SOURCE DATA
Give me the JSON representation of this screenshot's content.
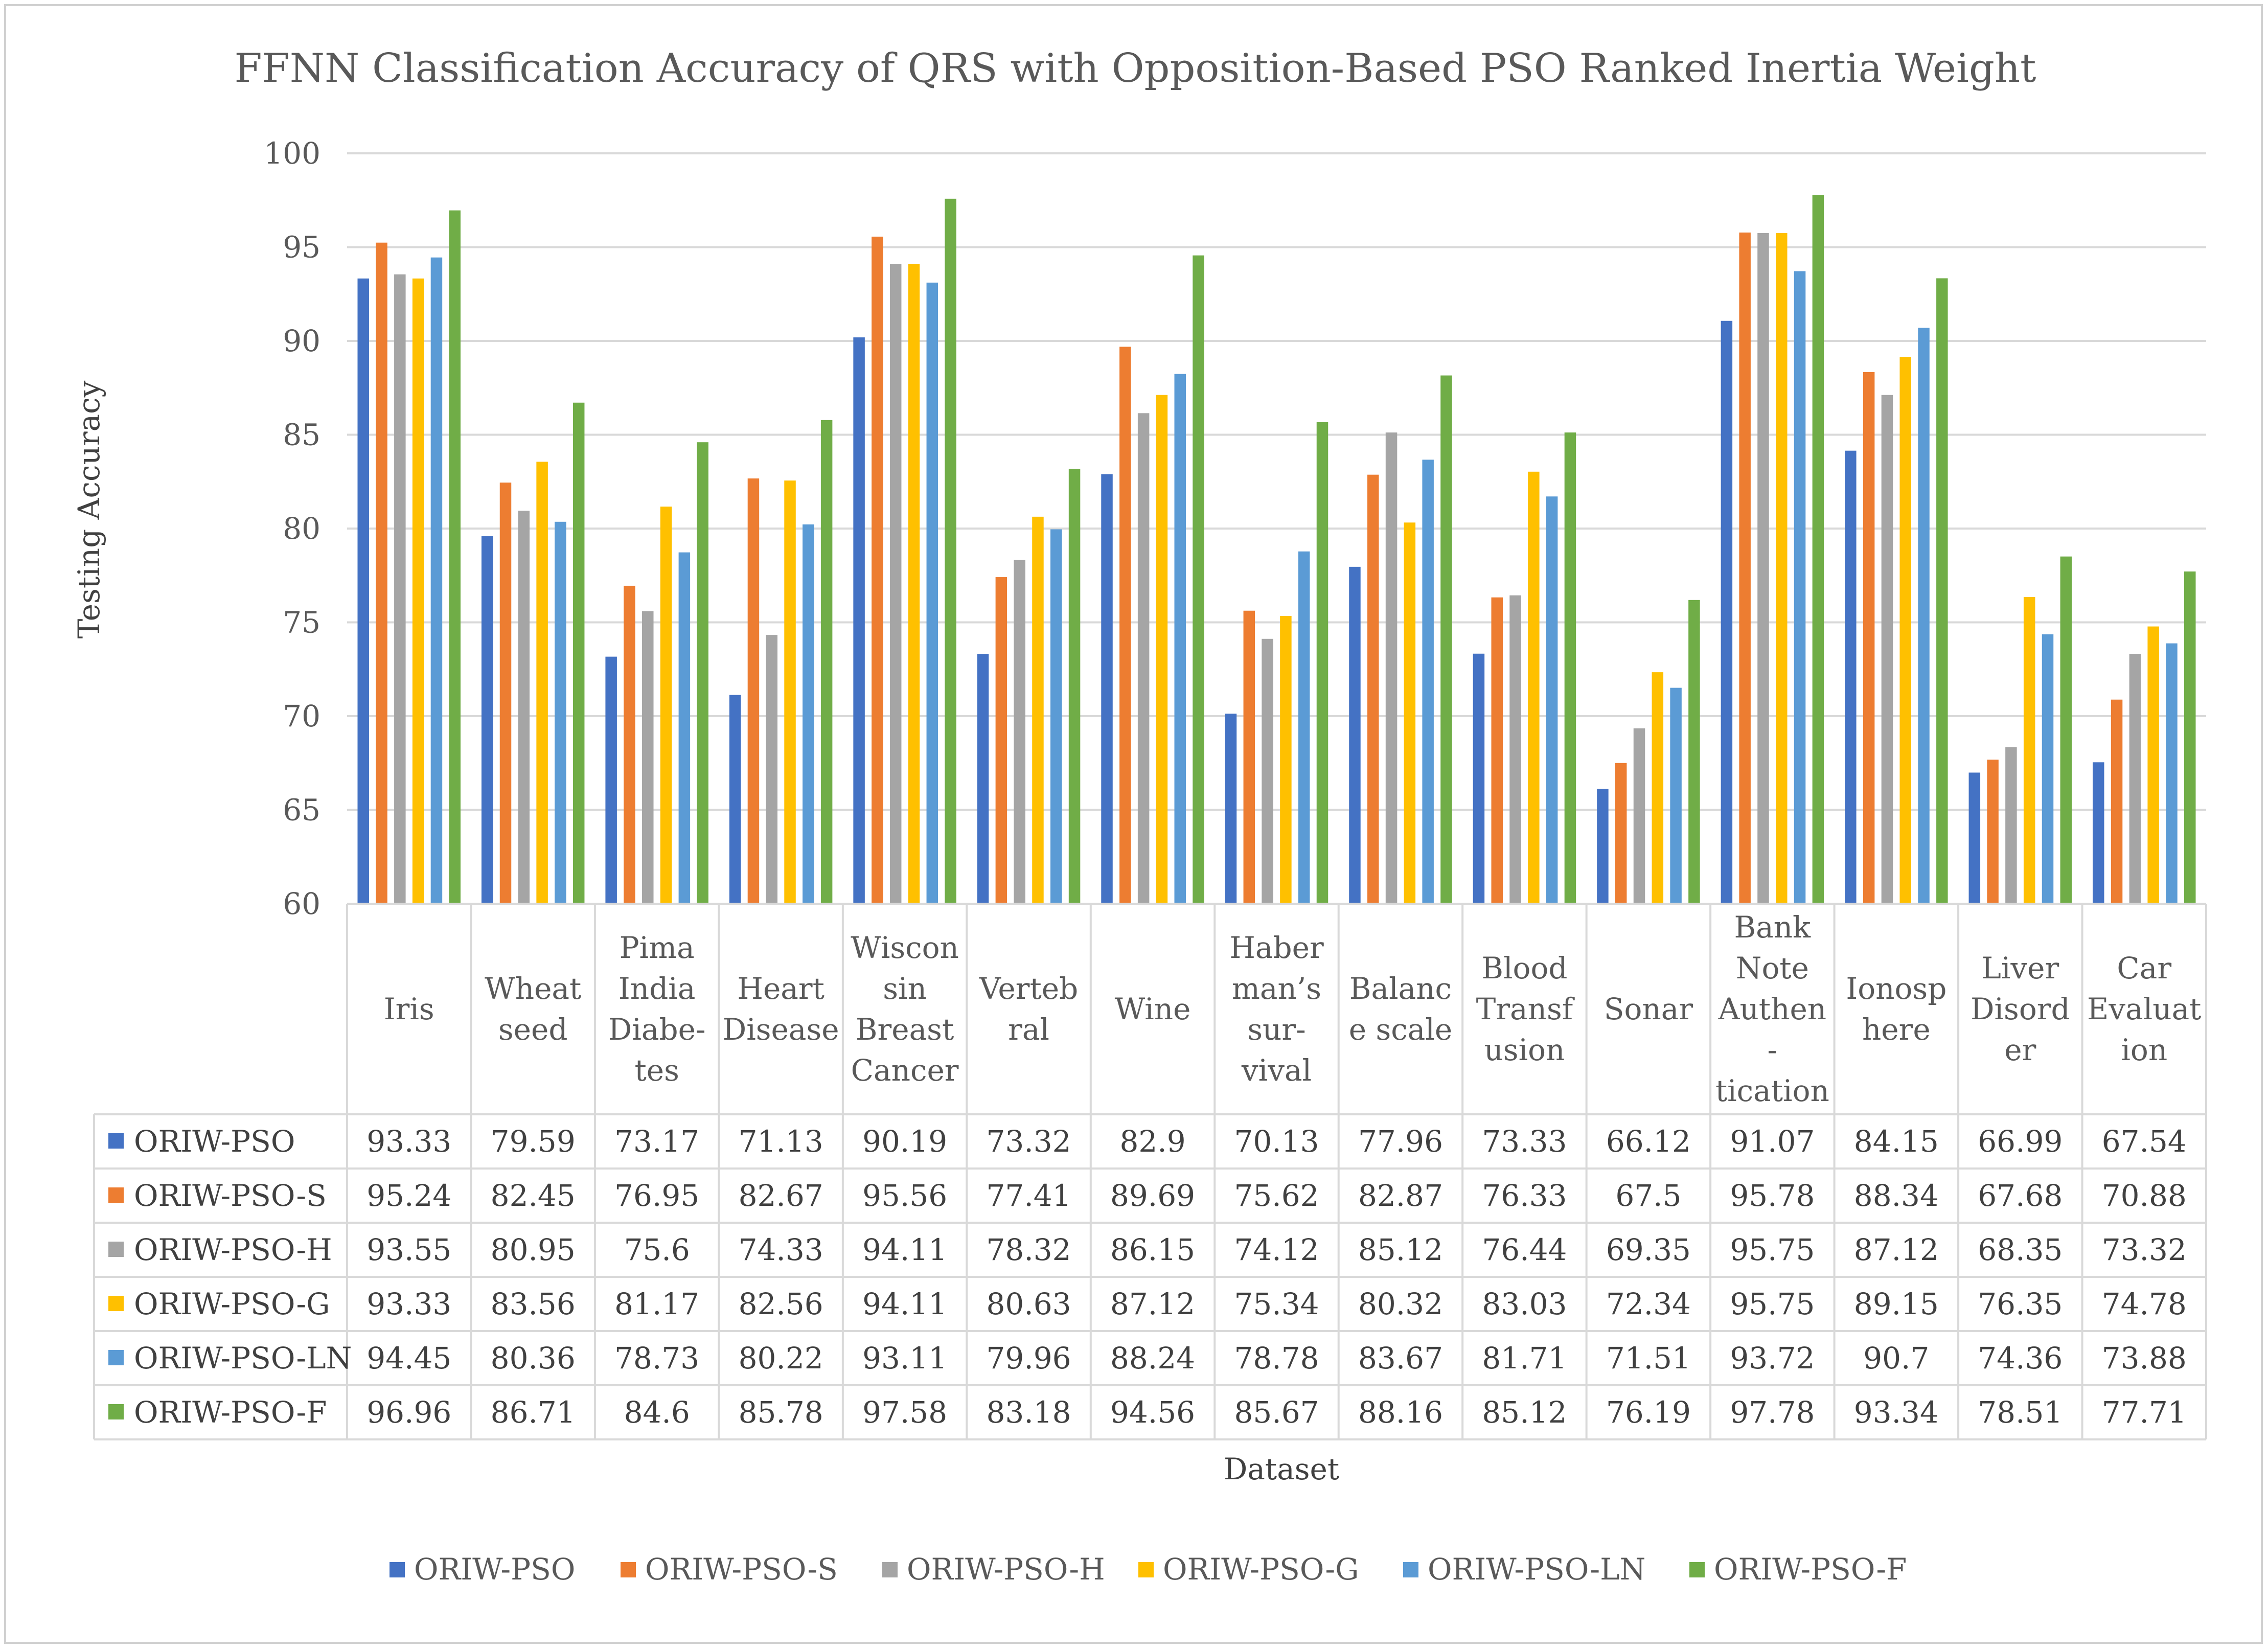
{
  "chart_data": {
    "type": "bar",
    "title": "FFNN Classification Accuracy of QRS with Opposition-Based PSO Ranked Inertia Weight",
    "xlabel": "Dataset",
    "ylabel": "Testing Accuracy",
    "ylim": [
      60,
      100
    ],
    "yticks": [
      60,
      65,
      70,
      75,
      80,
      85,
      90,
      95,
      100
    ],
    "grid": true,
    "legend_position": "bottom",
    "categories": [
      "Iris",
      "Wheat seed",
      "Pima India Diabetes",
      "Heart Disease",
      "Wisconsin Breast Cancer",
      "Vertebral",
      "Wine",
      "Haberman's survival",
      "Balance scale",
      "Blood Transfusion",
      "Sonar",
      "Bank Note Authentication",
      "Ionosphere",
      "Liver Disorder",
      "Car Evaluation"
    ],
    "category_label_lines": [
      [
        "Iris"
      ],
      [
        "Wheat",
        "seed"
      ],
      [
        "Pima",
        "India",
        "Diabe-",
        "tes"
      ],
      [
        "Heart",
        "Disease"
      ],
      [
        "Wiscon",
        "sin",
        "Breast",
        "Cancer"
      ],
      [
        "Verteb",
        "ral"
      ],
      [
        "Wine"
      ],
      [
        "Haber",
        "man’s",
        "sur-",
        "vival"
      ],
      [
        "Balanc",
        "e scale"
      ],
      [
        "Blood",
        "Transf",
        "usion"
      ],
      [
        "Sonar"
      ],
      [
        "Bank",
        "Note",
        "Authen",
        "-",
        "tication"
      ],
      [
        "Ionosp",
        "here"
      ],
      [
        "Liver",
        "Disord",
        "er"
      ],
      [
        "Car",
        "Evaluat",
        "ion"
      ]
    ],
    "series": [
      {
        "name": "ORIW-PSO",
        "color": "#4472C4",
        "values": [
          93.33,
          79.59,
          73.17,
          71.13,
          90.19,
          73.32,
          82.9,
          70.13,
          77.96,
          73.33,
          66.12,
          91.07,
          84.15,
          66.99,
          67.54
        ],
        "labels": [
          "93.33",
          "79.59",
          "73.17",
          "71.13",
          "90.19",
          "73.32",
          "82.9",
          "70.13",
          "77.96",
          "73.33",
          "66.12",
          "91.07",
          "84.15",
          "66.99",
          "67.54"
        ]
      },
      {
        "name": "ORIW-PSO-S",
        "color": "#ED7D31",
        "values": [
          95.24,
          82.45,
          76.95,
          82.67,
          95.56,
          77.41,
          89.69,
          75.62,
          82.87,
          76.33,
          67.5,
          95.78,
          88.34,
          67.68,
          70.88
        ],
        "labels": [
          "95.24",
          "82.45",
          "76.95",
          "82.67",
          "95.56",
          "77.41",
          "89.69",
          "75.62",
          "82.87",
          "76.33",
          "67.5",
          "95.78",
          "88.34",
          "67.68",
          "70.88"
        ]
      },
      {
        "name": "ORIW-PSO-H",
        "color": "#A5A5A5",
        "values": [
          93.55,
          80.95,
          75.6,
          74.33,
          94.11,
          78.32,
          86.15,
          74.12,
          85.12,
          76.44,
          69.35,
          95.75,
          87.12,
          68.35,
          73.32
        ],
        "labels": [
          "93.55",
          "80.95",
          "75.6",
          "74.33",
          "94.11",
          "78.32",
          "86.15",
          "74.12",
          "85.12",
          "76.44",
          "69.35",
          "95.75",
          "87.12",
          "68.35",
          "73.32"
        ]
      },
      {
        "name": "ORIW-PSO-G",
        "color": "#FFC000",
        "values": [
          93.33,
          83.56,
          81.17,
          82.56,
          94.11,
          80.63,
          87.12,
          75.34,
          80.32,
          83.03,
          72.34,
          95.75,
          89.15,
          76.35,
          74.78
        ],
        "labels": [
          "93.33",
          "83.56",
          "81.17",
          "82.56",
          "94.11",
          "80.63",
          "87.12",
          "75.34",
          "80.32",
          "83.03",
          "72.34",
          "95.75",
          "89.15",
          "76.35",
          "74.78"
        ]
      },
      {
        "name": "ORIW-PSO-LN",
        "color": "#5B9BD5",
        "values": [
          94.45,
          80.36,
          78.73,
          80.22,
          93.11,
          79.96,
          88.24,
          78.78,
          83.67,
          81.71,
          71.51,
          93.72,
          90.7,
          74.36,
          73.88
        ],
        "labels": [
          "94.45",
          "80.36",
          "78.73",
          "80.22",
          "93.11",
          "79.96",
          "88.24",
          "78.78",
          "83.67",
          "81.71",
          "71.51",
          "93.72",
          "90.7",
          "74.36",
          "73.88"
        ]
      },
      {
        "name": "ORIW-PSO-F",
        "color": "#70AD47",
        "values": [
          96.96,
          86.71,
          84.6,
          85.78,
          97.58,
          83.18,
          94.56,
          85.67,
          88.16,
          85.12,
          76.19,
          97.78,
          93.34,
          78.51,
          77.71
        ],
        "labels": [
          "96.96",
          "86.71",
          "84.6",
          "85.78",
          "97.58",
          "83.18",
          "94.56",
          "85.67",
          "88.16",
          "85.12",
          "76.19",
          "97.78",
          "93.34",
          "78.51",
          "77.71"
        ]
      }
    ]
  }
}
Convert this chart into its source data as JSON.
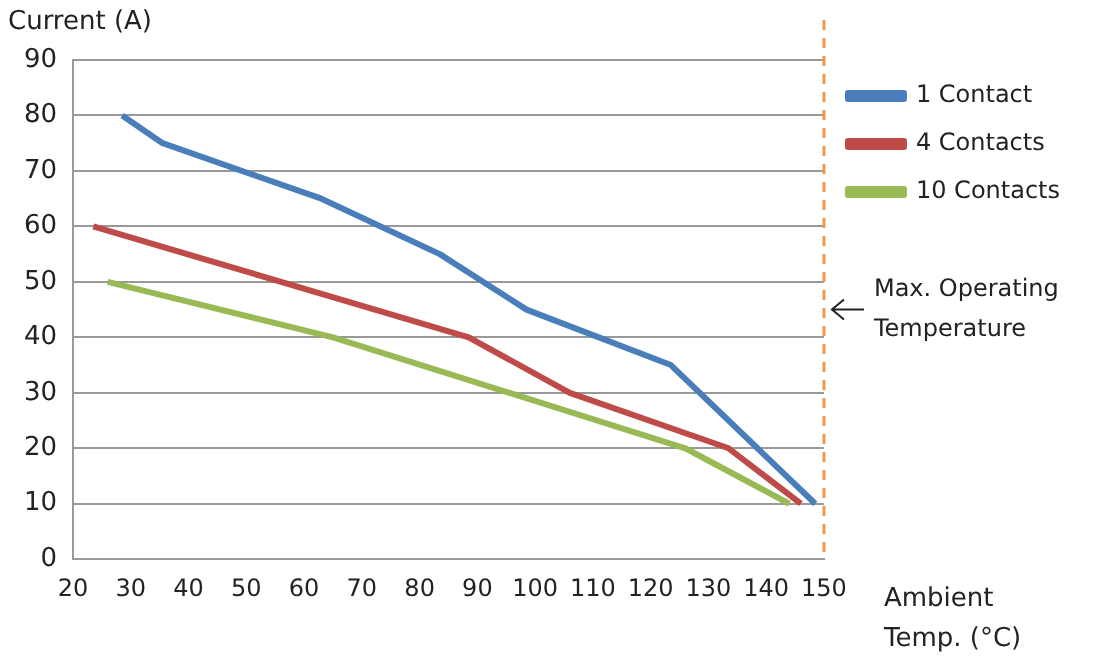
{
  "chart_data": {
    "type": "line",
    "xlabel": "Ambient\nTemp. (°C)",
    "ylabel": "Current (A)",
    "series": [
      {
        "name": "1 Contact",
        "color": "#4a7ebb",
        "x": [
          28.5,
          35.5,
          63,
          83.5,
          98.5,
          123.5,
          148.5
        ],
        "values": [
          80,
          75,
          65,
          55,
          45,
          35,
          10
        ]
      },
      {
        "name": "4 Contacts",
        "color": "#be4b48",
        "x": [
          23.5,
          88.5,
          106,
          133.5,
          146
        ],
        "values": [
          60,
          40,
          30,
          20,
          10
        ]
      },
      {
        "name": "10 Contacts",
        "color": "#98b954",
        "x": [
          26,
          65,
          126,
          144
        ],
        "values": [
          50,
          40,
          20,
          10
        ]
      }
    ],
    "xlim": [
      20,
      150
    ],
    "xticks": [
      20,
      30,
      40,
      50,
      60,
      70,
      80,
      90,
      100,
      110,
      120,
      130,
      140,
      150
    ],
    "ylim": [
      0,
      90
    ],
    "yticks": [
      0,
      10,
      20,
      30,
      40,
      50,
      60,
      70,
      80,
      90
    ],
    "grid": "y",
    "legend": "right",
    "marker": "none",
    "line_style": "solid",
    "ref_lines": [
      {
        "axis": "x",
        "value": 150,
        "label": "Max. Operating\nTemperature",
        "color": "#f79646",
        "line_style": "dashed"
      }
    ]
  }
}
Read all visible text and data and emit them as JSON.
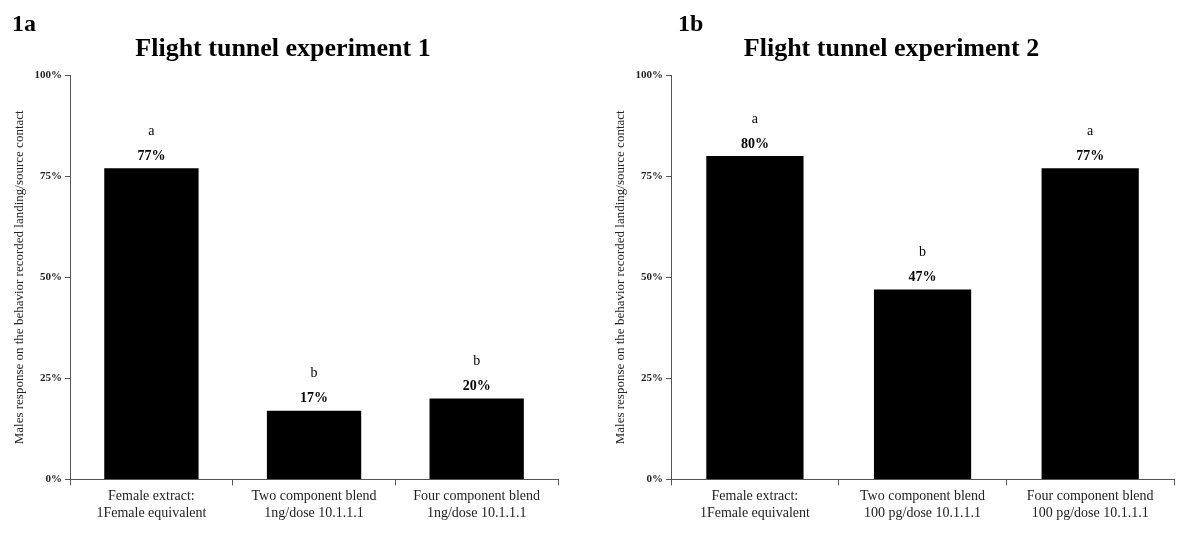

THE TASK
Give every line back word for word and leave the pictures out.

ANSWER
Give me the JSON representation of this screenshot's content.
{
  "chart_data": {
    "type": "bar",
    "title": "FFNN Classification Accuracy of QRS with Opposition-Based PSO Ranked Inertia Weight",
    "xlabel": "Dataset",
    "ylabel": "Testing Accuracy",
    "ylim": [
      60,
      100
    ],
    "yticks": [
      60,
      65,
      70,
      75,
      80,
      85,
      90,
      95,
      100
    ],
    "grid": true,
    "legend_position": "bottom",
    "categories": [
      "Iris",
      "Wheat seed",
      "Pima India Diabetes",
      "Heart Disease",
      "Wisconsin Breast Cancer",
      "Vertebral",
      "Wine",
      "Haberman's survival",
      "Balance scale",
      "Blood Transfusion",
      "Sonar",
      "Bank Note Authentication",
      "Ionosphere",
      "Liver Disorder",
      "Car Evaluation"
    ],
    "category_label_lines": [
      [
        "Iris"
      ],
      [
        "Wheat",
        "seed"
      ],
      [
        "Pima",
        "India",
        "Diabe-",
        "tes"
      ],
      [
        "Heart",
        "Disease"
      ],
      [
        "Wiscon",
        "sin",
        "Breast",
        "Cancer"
      ],
      [
        "Verteb",
        "ral"
      ],
      [
        "Wine"
      ],
      [
        "Haber",
        "man’s",
        "sur-",
        "vival"
      ],
      [
        "Balanc",
        "e scale"
      ],
      [
        "Blood",
        "Transf",
        "usion"
      ],
      [
        "Sonar"
      ],
      [
        "Bank",
        "Note",
        "Authen",
        "-",
        "tication"
      ],
      [
        "Ionosp",
        "here"
      ],
      [
        "Liver",
        "Disord",
        "er"
      ],
      [
        "Car",
        "Evaluat",
        "ion"
      ]
    ],
    "series": [
      {
        "name": "ORIW-PSO",
        "color": "#4472C4",
        "values": [
          93.33,
          79.59,
          73.17,
          71.13,
          90.19,
          73.32,
          82.9,
          70.13,
          77.96,
          73.33,
          66.12,
          91.07,
          84.15,
          66.99,
          67.54
        ],
        "labels": [
          "93.33",
          "79.59",
          "73.17",
          "71.13",
          "90.19",
          "73.32",
          "82.9",
          "70.13",
          "77.96",
          "73.33",
          "66.12",
          "91.07",
          "84.15",
          "66.99",
          "67.54"
        ]
      },
      {
        "name": "ORIW-PSO-S",
        "color": "#ED7D31",
        "values": [
          95.24,
          82.45,
          76.95,
          82.67,
          95.56,
          77.41,
          89.69,
          75.62,
          82.87,
          76.33,
          67.5,
          95.78,
          88.34,
          67.68,
          70.88
        ],
        "labels": [
          "95.24",
          "82.45",
          "76.95",
          "82.67",
          "95.56",
          "77.41",
          "89.69",
          "75.62",
          "82.87",
          "76.33",
          "67.5",
          "95.78",
          "88.34",
          "67.68",
          "70.88"
        ]
      },
      {
        "name": "ORIW-PSO-H",
        "color": "#A5A5A5",
        "values": [
          93.55,
          80.95,
          75.6,
          74.33,
          94.11,
          78.32,
          86.15,
          74.12,
          85.12,
          76.44,
          69.35,
          95.75,
          87.12,
          68.35,
          73.32
        ],
        "labels": [
          "93.55",
          "80.95",
          "75.6",
          "74.33",
          "94.11",
          "78.32",
          "86.15",
          "74.12",
          "85.12",
          "76.44",
          "69.35",
          "95.75",
          "87.12",
          "68.35",
          "73.32"
        ]
      },
      {
        "name": "ORIW-PSO-G",
        "color": "#FFC000",
        "values": [
          93.33,
          83.56,
          81.17,
          82.56,
          94.11,
          80.63,
          87.12,
          75.34,
          80.32,
          83.03,
          72.34,
          95.75,
          89.15,
          76.35,
          74.78
        ],
        "labels": [
          "93.33",
          "83.56",
          "81.17",
          "82.56",
          "94.11",
          "80.63",
          "87.12",
          "75.34",
          "80.32",
          "83.03",
          "72.34",
          "95.75",
          "89.15",
          "76.35",
          "74.78"
        ]
      },
      {
        "name": "ORIW-PSO-LN",
        "color": "#5B9BD5",
        "values": [
          94.45,
          80.36,
          78.73,
          80.22,
          93.11,
          79.96,
          88.24,
          78.78,
          83.67,
          81.71,
          71.51,
          93.72,
          90.7,
          74.36,
          73.88
        ],
        "labels": [
          "94.45",
          "80.36",
          "78.73",
          "80.22",
          "93.11",
          "79.96",
          "88.24",
          "78.78",
          "83.67",
          "81.71",
          "71.51",
          "93.72",
          "90.7",
          "74.36",
          "73.88"
        ]
      },
      {
        "name": "ORIW-PSO-F",
        "color": "#70AD47",
        "values": [
          96.96,
          86.71,
          84.6,
          85.78,
          97.58,
          83.18,
          94.56,
          85.67,
          88.16,
          85.12,
          76.19,
          97.78,
          93.34,
          78.51,
          77.71
        ],
        "labels": [
          "96.96",
          "86.71",
          "84.6",
          "85.78",
          "97.58",
          "83.18",
          "94.56",
          "85.67",
          "88.16",
          "85.12",
          "76.19",
          "97.78",
          "93.34",
          "78.51",
          "77.71"
        ]
      }
    ]
  }
}
Convert this chart into its source data as JSON.
{
  "chart_data": {
    "type": "line",
    "xlabel": "Ambient\nTemp. (°C)",
    "ylabel": "Current (A)",
    "series": [
      {
        "name": "1 Contact",
        "color": "#4a7ebb",
        "x": [
          28.5,
          35.5,
          63,
          83.5,
          98.5,
          123.5,
          148.5
        ],
        "values": [
          80,
          75,
          65,
          55,
          45,
          35,
          10
        ]
      },
      {
        "name": "4 Contacts",
        "color": "#be4b48",
        "x": [
          23.5,
          88.5,
          106,
          133.5,
          146
        ],
        "values": [
          60,
          40,
          30,
          20,
          10
        ]
      },
      {
        "name": "10 Contacts",
        "color": "#98b954",
        "x": [
          26,
          65,
          126,
          144
        ],
        "values": [
          50,
          40,
          20,
          10
        ]
      }
    ],
    "xlim": [
      20,
      150
    ],
    "xticks": [
      20,
      30,
      40,
      50,
      60,
      70,
      80,
      90,
      100,
      110,
      120,
      130,
      140,
      150
    ],
    "ylim": [
      0,
      90
    ],
    "yticks": [
      0,
      10,
      20,
      30,
      40,
      50,
      60,
      70,
      80,
      90
    ],
    "grid": "y",
    "legend": "right",
    "marker": "none",
    "line_style": "solid",
    "ref_lines": [
      {
        "axis": "x",
        "value": 150,
        "label": "Max. Operating\nTemperature",
        "color": "#f79646",
        "line_style": "dashed"
      }
    ]
  }
}
Read all visible text and data and emit them as JSON.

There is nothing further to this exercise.